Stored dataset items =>
• • • • •

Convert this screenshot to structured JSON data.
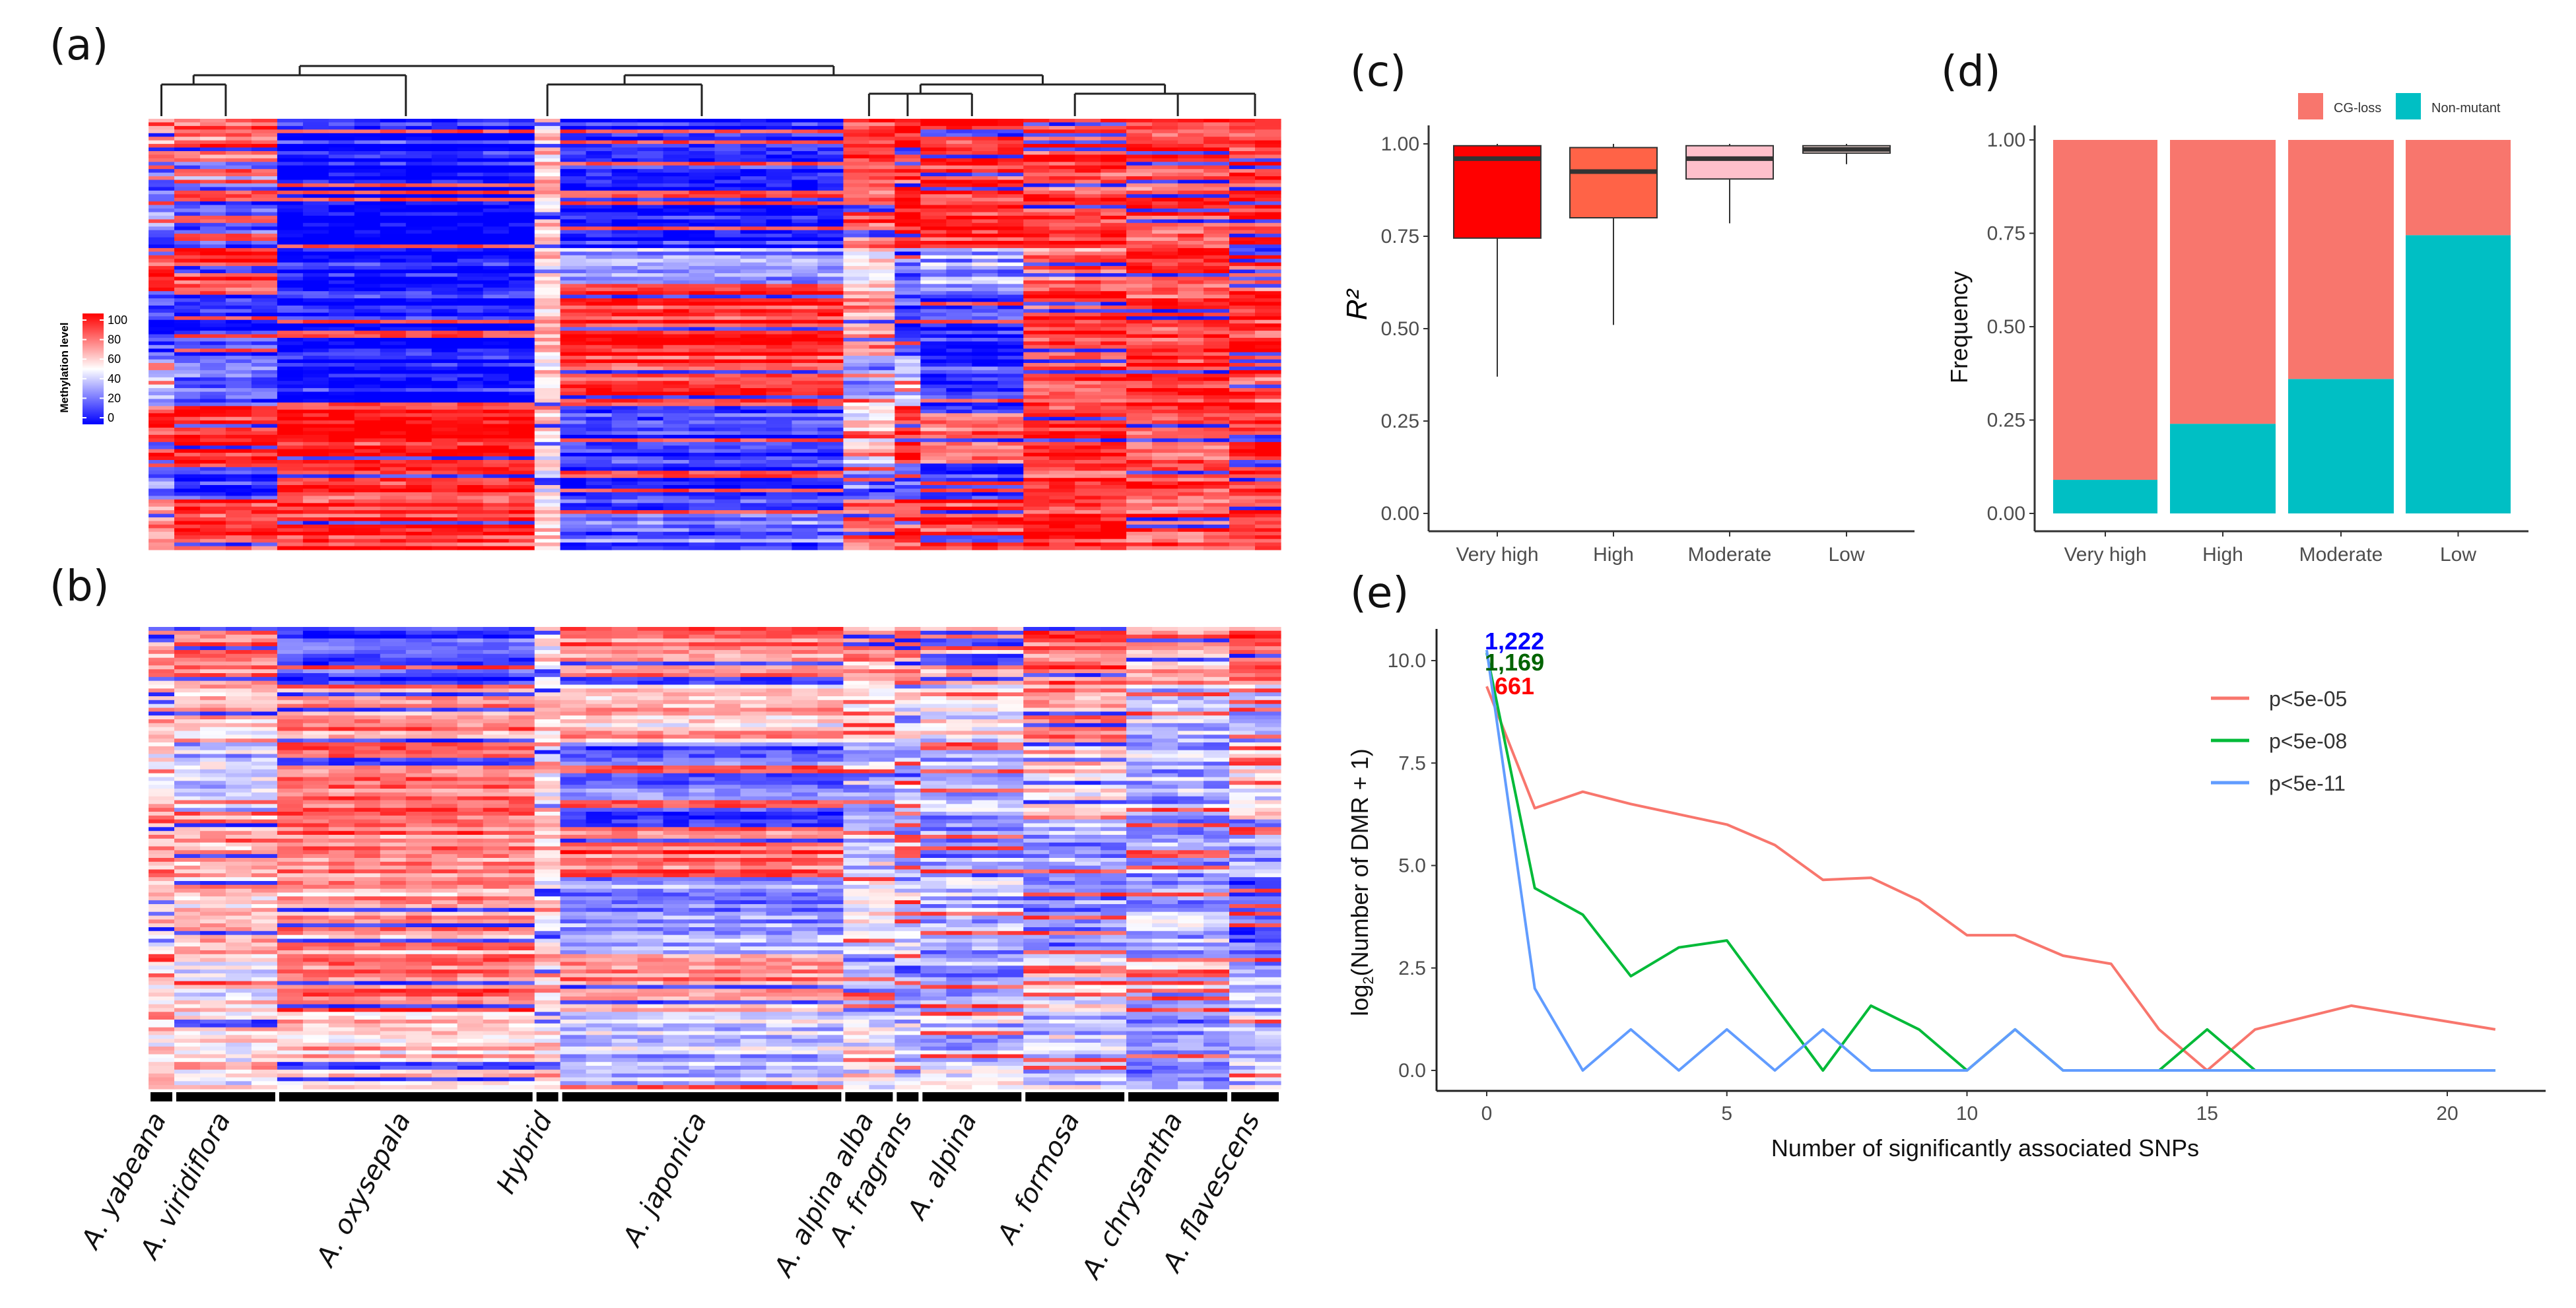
{
  "panel_labels": {
    "a": "(a)",
    "b": "(b)",
    "c": "(c)",
    "d": "(d)",
    "e": "(e)"
  },
  "species": [
    {
      "name": "A. yabeana",
      "columns": 1
    },
    {
      "name": "A. viridiflora",
      "columns": 4
    },
    {
      "name": "A. oxysepala",
      "columns": 10
    },
    {
      "name": "Hybrid",
      "columns": 1
    },
    {
      "name": "A. japonica",
      "columns": 11
    },
    {
      "name": "A. alpina alba",
      "columns": 2
    },
    {
      "name": "A. fragrans",
      "columns": 1
    },
    {
      "name": "A. alpina",
      "columns": 4
    },
    {
      "name": "A. formosa",
      "columns": 4
    },
    {
      "name": "A. chrysantha",
      "columns": 4
    },
    {
      "name": "A. flavescens",
      "columns": 2
    }
  ],
  "chart_data": [
    {
      "type": "heatmap",
      "panel": "a",
      "dendrogram": true,
      "legend": {
        "title": "Methylation level",
        "ticks": [
          "0",
          "20",
          "40",
          "60",
          "80",
          "100"
        ],
        "low_color": "#0000ff",
        "mid_color": "#ffffff",
        "high_color": "#ff0000",
        "range": [
          0,
          100
        ]
      },
      "block_rows": [
        12,
        24,
        12,
        18,
        14,
        16,
        10,
        14
      ],
      "group_levels": [
        [
          0.7,
          0.2,
          0.9,
          0.1,
          0.3,
          0.9,
          0.2,
          0.8
        ],
        [
          0.8,
          0.2,
          0.9,
          0.1,
          0.2,
          0.9,
          0.1,
          0.9
        ],
        [
          0.05,
          0.02,
          0.02,
          0.05,
          0.03,
          0.95,
          0.9,
          0.9
        ],
        [
          0.55,
          0.6,
          0.55,
          0.6,
          0.55,
          0.6,
          0.55,
          0.6
        ],
        [
          0.1,
          0.05,
          0.3,
          0.9,
          0.9,
          0.1,
          0.1,
          0.2
        ],
        [
          0.9,
          0.85,
          0.5,
          0.7,
          0.3,
          0.5,
          0.2,
          0.8
        ],
        [
          0.9,
          0.9,
          0.2,
          0.15,
          0.3,
          0.9,
          0.2,
          0.9
        ],
        [
          0.9,
          0.9,
          0.3,
          0.1,
          0.1,
          0.8,
          0.1,
          0.9
        ],
        [
          0.9,
          0.85,
          0.8,
          0.9,
          0.85,
          0.9,
          0.85,
          0.9
        ],
        [
          0.9,
          0.85,
          0.9,
          0.85,
          0.9,
          0.85,
          0.9,
          0.85
        ],
        [
          0.9,
          0.9,
          0.85,
          0.9,
          0.85,
          0.9,
          0.9,
          0.9
        ]
      ]
    },
    {
      "type": "heatmap",
      "panel": "b",
      "block_rows": [
        15,
        15,
        20,
        15,
        20,
        15,
        20
      ],
      "group_levels": [
        [
          0.7,
          0.6,
          0.5,
          0.7,
          0.6,
          0.5,
          0.6
        ],
        [
          0.75,
          0.6,
          0.4,
          0.7,
          0.65,
          0.5,
          0.55
        ],
        [
          0.1,
          0.75,
          0.8,
          0.75,
          0.7,
          0.8,
          0.6
        ],
        [
          0.6,
          0.6,
          0.55,
          0.6,
          0.6,
          0.6,
          0.6
        ],
        [
          0.75,
          0.6,
          0.2,
          0.8,
          0.3,
          0.7,
          0.4
        ],
        [
          0.7,
          0.5,
          0.35,
          0.4,
          0.5,
          0.3,
          0.5
        ],
        [
          0.75,
          0.55,
          0.3,
          0.35,
          0.4,
          0.3,
          0.4
        ],
        [
          0.7,
          0.5,
          0.3,
          0.3,
          0.35,
          0.3,
          0.4
        ],
        [
          0.8,
          0.75,
          0.6,
          0.3,
          0.25,
          0.5,
          0.4
        ],
        [
          0.7,
          0.4,
          0.35,
          0.3,
          0.35,
          0.4,
          0.3
        ],
        [
          0.8,
          0.3,
          0.5,
          0.3,
          0.2,
          0.3,
          0.4
        ]
      ]
    },
    {
      "type": "box",
      "panel": "c",
      "ylabel": "R²",
      "ylim": [
        0,
        1
      ],
      "yticks": [
        "0.00",
        "0.25",
        "0.50",
        "0.75",
        "1.00"
      ],
      "categories": [
        "Very high",
        "High",
        "Moderate",
        "Low"
      ],
      "boxes": [
        {
          "min": 0.37,
          "q1": 0.745,
          "median": 0.96,
          "q3": 0.995,
          "max": 1.0,
          "color": "#ff0000"
        },
        {
          "min": 0.51,
          "q1": 0.8,
          "median": 0.925,
          "q3": 0.99,
          "max": 1.0,
          "color": "#ff6347"
        },
        {
          "min": 0.785,
          "q1": 0.905,
          "median": 0.96,
          "q3": 0.995,
          "max": 1.0,
          "color": "#ffc0cb"
        },
        {
          "min": 0.945,
          "q1": 0.975,
          "median": 0.985,
          "q3": 0.995,
          "max": 1.0,
          "color": "#ffe4e1"
        }
      ]
    },
    {
      "type": "bar",
      "stacked": true,
      "panel": "d",
      "ylabel": "Frequency",
      "ylim": [
        0,
        1
      ],
      "yticks": [
        "0.00",
        "0.25",
        "0.50",
        "0.75",
        "1.00"
      ],
      "categories": [
        "Very high",
        "High",
        "Moderate",
        "Low"
      ],
      "legend_position": "top-right",
      "series": [
        {
          "name": "Non-mutant",
          "color": "#00bfc4",
          "values": [
            0.09,
            0.24,
            0.36,
            0.745
          ]
        },
        {
          "name": "CG-loss",
          "color": "#f8766d",
          "values": [
            0.91,
            0.76,
            0.64,
            0.255
          ]
        }
      ]
    },
    {
      "type": "line",
      "panel": "e",
      "xlabel": "Number of significantly associated SNPs",
      "ylabel_main": "log",
      "ylabel_sub": "2",
      "ylabel_rest": "(Number of DMR + 1)",
      "xlim": [
        0,
        21
      ],
      "ylim": [
        0,
        10.5
      ],
      "xticks": [
        "0",
        "5",
        "10",
        "15",
        "20"
      ],
      "yticks": [
        "0.0",
        "2.5",
        "5.0",
        "7.5",
        "10.0"
      ],
      "legend_position": "top-right",
      "series": [
        {
          "name": "p<5e-05",
          "color": "#f8766d",
          "label": "661",
          "label_color": "#ff0000",
          "x": [
            0,
            1,
            2,
            3,
            4,
            5,
            6,
            7,
            8,
            9,
            10,
            11,
            12,
            13,
            14,
            15,
            16,
            18,
            21
          ],
          "y": [
            9.37,
            6.4,
            6.8,
            6.5,
            6.25,
            6.0,
            5.5,
            4.65,
            4.7,
            4.15,
            3.3,
            3.3,
            2.8,
            2.6,
            1.0,
            0,
            1.0,
            1.58,
            1.0
          ]
        },
        {
          "name": "p<5e-08",
          "color": "#00ba38",
          "label": "1,169",
          "label_color": "#006400",
          "x": [
            0,
            1,
            2,
            3,
            4,
            5,
            6,
            7,
            8,
            9,
            10,
            11,
            12,
            13,
            14,
            15,
            16,
            17,
            18,
            19,
            20,
            21
          ],
          "y": [
            10.19,
            4.45,
            3.8,
            2.3,
            3.0,
            3.17,
            1.58,
            0,
            1.58,
            1.0,
            0,
            1.0,
            0,
            0,
            0,
            1.0,
            0,
            0,
            0,
            0,
            0,
            0
          ]
        },
        {
          "name": "p<5e-11",
          "color": "#619cff",
          "label": "1,222",
          "label_color": "#0000ff",
          "x": [
            0,
            1,
            2,
            3,
            4,
            5,
            6,
            7,
            8,
            9,
            10,
            11,
            12,
            13,
            14,
            15,
            16,
            17,
            18,
            19,
            20,
            21
          ],
          "y": [
            10.26,
            2.0,
            0,
            1,
            0,
            1,
            0,
            1,
            0,
            0,
            0,
            1,
            0,
            0,
            0,
            0,
            0,
            0,
            0,
            0,
            0,
            0
          ]
        }
      ]
    }
  ]
}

• • • • •

WHAT YOU SHOULD DO => Filter out every line that lacks the word "Number", and copy the rest.

ANSWER TO THIS PROBLEM =>
      "xlabel": "Number of significantly associated SNPs",
      "ylabel_rest": "(Number of DMR + 1)",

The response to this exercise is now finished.